Stated exercise: Would you pull out every line of the material that contains the string "vehicle"?

* BEGIN Provided records *

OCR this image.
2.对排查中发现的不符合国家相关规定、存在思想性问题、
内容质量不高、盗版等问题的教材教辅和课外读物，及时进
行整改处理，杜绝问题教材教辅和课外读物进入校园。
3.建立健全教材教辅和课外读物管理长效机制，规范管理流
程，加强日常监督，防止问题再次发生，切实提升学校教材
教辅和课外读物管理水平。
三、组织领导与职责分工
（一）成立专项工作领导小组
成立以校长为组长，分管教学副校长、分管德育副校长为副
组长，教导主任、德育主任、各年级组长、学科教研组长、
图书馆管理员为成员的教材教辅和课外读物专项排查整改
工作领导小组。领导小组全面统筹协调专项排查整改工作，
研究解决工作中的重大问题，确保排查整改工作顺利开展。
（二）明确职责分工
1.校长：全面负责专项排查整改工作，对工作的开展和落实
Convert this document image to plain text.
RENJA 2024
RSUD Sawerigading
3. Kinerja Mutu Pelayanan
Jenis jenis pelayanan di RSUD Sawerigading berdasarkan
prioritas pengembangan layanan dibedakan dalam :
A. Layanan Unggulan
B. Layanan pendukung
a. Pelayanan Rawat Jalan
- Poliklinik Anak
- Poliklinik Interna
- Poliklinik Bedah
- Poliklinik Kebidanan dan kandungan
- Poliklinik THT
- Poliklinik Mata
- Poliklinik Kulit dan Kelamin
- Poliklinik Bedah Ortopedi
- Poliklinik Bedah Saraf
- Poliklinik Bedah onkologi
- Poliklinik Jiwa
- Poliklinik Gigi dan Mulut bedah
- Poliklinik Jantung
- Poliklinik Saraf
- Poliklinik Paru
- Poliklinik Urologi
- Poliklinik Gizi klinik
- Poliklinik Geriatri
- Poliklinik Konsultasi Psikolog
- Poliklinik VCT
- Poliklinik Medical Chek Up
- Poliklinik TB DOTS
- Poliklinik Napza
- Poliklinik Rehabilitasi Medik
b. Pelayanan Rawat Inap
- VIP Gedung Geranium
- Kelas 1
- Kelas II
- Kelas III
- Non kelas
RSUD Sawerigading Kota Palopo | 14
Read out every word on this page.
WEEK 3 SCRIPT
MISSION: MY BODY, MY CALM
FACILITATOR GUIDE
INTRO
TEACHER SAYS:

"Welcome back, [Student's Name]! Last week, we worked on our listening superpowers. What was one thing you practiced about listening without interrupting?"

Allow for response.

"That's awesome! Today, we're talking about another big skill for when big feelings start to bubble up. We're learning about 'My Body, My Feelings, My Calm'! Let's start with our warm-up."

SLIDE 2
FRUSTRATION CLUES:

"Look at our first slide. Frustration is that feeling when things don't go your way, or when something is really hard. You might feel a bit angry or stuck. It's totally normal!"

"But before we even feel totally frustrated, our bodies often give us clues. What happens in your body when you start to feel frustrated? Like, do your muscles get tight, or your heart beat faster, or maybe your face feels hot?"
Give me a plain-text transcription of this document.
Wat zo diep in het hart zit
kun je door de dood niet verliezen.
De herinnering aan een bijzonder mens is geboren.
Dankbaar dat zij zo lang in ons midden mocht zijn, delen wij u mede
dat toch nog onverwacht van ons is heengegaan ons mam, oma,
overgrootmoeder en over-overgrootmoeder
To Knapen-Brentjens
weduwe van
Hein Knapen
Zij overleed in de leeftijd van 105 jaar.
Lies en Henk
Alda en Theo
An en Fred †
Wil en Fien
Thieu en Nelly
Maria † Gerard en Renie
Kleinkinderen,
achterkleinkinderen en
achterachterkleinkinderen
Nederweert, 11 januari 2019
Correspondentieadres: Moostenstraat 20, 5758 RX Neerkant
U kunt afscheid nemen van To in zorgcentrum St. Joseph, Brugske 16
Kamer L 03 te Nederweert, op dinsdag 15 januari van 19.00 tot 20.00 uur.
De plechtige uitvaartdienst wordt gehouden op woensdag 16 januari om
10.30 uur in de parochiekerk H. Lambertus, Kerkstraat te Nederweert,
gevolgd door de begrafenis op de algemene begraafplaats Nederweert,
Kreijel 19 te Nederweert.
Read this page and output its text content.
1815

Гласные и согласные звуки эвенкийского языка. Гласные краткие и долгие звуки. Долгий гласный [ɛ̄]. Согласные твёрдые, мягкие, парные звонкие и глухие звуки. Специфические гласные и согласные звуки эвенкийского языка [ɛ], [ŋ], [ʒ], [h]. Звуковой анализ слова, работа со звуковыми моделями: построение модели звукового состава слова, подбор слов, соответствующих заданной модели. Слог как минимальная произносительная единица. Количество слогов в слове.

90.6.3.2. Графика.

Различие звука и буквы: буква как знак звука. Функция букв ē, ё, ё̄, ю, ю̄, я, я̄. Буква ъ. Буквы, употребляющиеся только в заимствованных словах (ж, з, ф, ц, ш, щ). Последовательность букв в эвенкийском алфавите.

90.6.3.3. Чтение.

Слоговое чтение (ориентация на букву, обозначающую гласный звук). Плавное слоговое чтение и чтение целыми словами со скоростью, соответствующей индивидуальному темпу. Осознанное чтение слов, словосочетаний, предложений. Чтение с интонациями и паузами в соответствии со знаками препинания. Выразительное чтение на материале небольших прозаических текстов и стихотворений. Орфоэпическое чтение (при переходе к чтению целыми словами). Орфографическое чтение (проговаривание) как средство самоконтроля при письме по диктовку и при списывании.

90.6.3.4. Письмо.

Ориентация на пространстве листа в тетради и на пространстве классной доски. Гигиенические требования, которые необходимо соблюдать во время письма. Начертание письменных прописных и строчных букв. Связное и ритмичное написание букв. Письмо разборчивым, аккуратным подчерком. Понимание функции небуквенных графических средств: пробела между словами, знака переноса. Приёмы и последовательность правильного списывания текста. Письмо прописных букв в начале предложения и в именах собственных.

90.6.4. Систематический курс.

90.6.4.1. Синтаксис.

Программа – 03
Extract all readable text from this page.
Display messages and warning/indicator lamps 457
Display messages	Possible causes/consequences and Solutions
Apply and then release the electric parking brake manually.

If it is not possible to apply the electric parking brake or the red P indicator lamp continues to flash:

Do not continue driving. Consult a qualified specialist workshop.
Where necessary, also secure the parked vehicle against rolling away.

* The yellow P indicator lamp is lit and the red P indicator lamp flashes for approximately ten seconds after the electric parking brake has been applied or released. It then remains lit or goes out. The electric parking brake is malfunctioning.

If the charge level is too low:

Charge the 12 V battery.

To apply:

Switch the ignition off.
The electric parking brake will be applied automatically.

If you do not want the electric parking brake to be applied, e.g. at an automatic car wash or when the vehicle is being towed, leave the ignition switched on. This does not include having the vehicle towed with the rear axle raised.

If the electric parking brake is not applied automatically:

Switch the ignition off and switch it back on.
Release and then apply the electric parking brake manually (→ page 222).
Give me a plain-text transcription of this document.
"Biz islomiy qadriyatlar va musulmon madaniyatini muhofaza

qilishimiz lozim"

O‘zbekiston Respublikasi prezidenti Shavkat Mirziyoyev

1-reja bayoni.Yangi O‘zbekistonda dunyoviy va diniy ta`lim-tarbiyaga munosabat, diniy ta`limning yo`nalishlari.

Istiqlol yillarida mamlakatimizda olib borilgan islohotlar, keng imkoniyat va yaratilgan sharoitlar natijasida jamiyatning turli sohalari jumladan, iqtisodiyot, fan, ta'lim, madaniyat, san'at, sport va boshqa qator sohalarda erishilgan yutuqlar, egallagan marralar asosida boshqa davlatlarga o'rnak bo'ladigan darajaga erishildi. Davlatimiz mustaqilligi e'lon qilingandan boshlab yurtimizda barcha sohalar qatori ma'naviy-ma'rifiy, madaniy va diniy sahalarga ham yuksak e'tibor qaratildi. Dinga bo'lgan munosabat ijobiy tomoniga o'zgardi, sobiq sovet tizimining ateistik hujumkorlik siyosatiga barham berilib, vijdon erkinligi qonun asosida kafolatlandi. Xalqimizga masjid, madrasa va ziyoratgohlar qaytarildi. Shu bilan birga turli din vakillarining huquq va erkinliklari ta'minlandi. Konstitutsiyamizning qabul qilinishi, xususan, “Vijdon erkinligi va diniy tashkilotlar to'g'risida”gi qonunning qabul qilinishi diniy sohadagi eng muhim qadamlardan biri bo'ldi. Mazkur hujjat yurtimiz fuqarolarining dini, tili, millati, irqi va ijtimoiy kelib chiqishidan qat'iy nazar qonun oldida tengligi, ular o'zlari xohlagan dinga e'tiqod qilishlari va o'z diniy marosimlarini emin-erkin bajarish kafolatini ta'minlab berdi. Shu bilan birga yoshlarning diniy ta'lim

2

* END Provided records *

Complete answer:
Where necessary, also secure the parked vehicle against rolling away.
If you do not want the electric parking brake to be applied, e.g. at an automatic car wash or when the vehicle is being towed, leave the ignition switched on. This does not include having the vehicle towed with the rear axle raised.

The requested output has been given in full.